From the material below, list every line containing "that".
#### EXTRACTED MATERIAL
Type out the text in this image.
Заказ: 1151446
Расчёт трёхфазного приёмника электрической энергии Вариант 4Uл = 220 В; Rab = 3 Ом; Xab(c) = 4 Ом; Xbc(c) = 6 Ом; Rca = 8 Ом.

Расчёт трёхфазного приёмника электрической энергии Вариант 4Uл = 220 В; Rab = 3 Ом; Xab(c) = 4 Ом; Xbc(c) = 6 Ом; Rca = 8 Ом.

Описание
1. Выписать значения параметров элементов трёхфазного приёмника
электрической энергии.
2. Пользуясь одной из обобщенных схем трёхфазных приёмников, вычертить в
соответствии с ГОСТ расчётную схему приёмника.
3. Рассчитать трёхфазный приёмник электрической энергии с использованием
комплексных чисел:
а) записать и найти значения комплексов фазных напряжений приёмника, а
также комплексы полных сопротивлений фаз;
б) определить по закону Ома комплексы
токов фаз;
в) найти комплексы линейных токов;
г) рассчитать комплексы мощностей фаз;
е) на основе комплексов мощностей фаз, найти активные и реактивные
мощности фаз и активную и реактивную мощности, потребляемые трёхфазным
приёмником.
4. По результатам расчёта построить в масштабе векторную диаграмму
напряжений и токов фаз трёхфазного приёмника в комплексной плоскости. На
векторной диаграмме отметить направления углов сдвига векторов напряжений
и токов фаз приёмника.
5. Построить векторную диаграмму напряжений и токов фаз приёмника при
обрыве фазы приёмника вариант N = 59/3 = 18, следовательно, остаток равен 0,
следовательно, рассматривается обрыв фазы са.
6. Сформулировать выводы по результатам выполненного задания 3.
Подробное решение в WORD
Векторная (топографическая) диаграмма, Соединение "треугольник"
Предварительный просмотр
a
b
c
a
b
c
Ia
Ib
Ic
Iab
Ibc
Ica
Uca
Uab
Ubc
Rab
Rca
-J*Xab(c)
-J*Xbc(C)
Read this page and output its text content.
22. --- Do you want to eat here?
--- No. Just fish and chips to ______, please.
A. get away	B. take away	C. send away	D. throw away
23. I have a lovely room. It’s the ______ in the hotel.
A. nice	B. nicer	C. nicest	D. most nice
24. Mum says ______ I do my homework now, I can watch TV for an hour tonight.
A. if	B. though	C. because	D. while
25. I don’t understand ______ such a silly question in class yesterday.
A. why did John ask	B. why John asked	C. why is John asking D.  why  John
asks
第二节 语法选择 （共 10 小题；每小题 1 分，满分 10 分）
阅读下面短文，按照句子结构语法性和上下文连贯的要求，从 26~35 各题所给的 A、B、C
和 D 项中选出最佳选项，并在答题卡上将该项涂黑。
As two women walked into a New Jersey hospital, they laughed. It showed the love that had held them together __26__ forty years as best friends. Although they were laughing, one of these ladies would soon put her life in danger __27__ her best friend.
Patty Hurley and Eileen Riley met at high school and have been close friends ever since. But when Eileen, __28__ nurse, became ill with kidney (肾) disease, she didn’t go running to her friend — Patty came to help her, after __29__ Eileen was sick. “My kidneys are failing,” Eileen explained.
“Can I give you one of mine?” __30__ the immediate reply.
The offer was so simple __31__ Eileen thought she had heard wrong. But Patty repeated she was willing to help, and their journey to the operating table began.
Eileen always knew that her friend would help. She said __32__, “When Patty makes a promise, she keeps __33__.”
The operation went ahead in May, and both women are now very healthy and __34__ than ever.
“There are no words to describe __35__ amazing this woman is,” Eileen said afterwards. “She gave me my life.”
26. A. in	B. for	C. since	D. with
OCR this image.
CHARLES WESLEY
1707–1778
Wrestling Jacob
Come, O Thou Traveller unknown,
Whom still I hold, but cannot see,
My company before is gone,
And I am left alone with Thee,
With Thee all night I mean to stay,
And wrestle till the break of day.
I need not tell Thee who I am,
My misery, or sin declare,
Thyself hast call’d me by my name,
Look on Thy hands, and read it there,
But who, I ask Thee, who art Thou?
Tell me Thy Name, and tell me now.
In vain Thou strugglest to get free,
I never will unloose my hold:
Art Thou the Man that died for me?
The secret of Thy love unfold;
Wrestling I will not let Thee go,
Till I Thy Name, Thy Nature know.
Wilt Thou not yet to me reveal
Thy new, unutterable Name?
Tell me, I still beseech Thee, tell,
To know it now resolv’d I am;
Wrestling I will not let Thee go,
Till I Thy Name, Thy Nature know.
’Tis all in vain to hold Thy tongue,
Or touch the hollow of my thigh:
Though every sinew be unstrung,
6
########
● **ANSWER TO THE PROBLEM**:
As two women walked into a New Jersey hospital, they laughed. It showed the love that had held them together __26__ forty years as best friends. Although they were laughing, one of these ladies would soon put her life in danger __27__ her best friend.
Eileen always knew that her friend would help. She said __32__, “When Patty makes a promise, she keeps __33__.”
Art Thou the Man that died for me?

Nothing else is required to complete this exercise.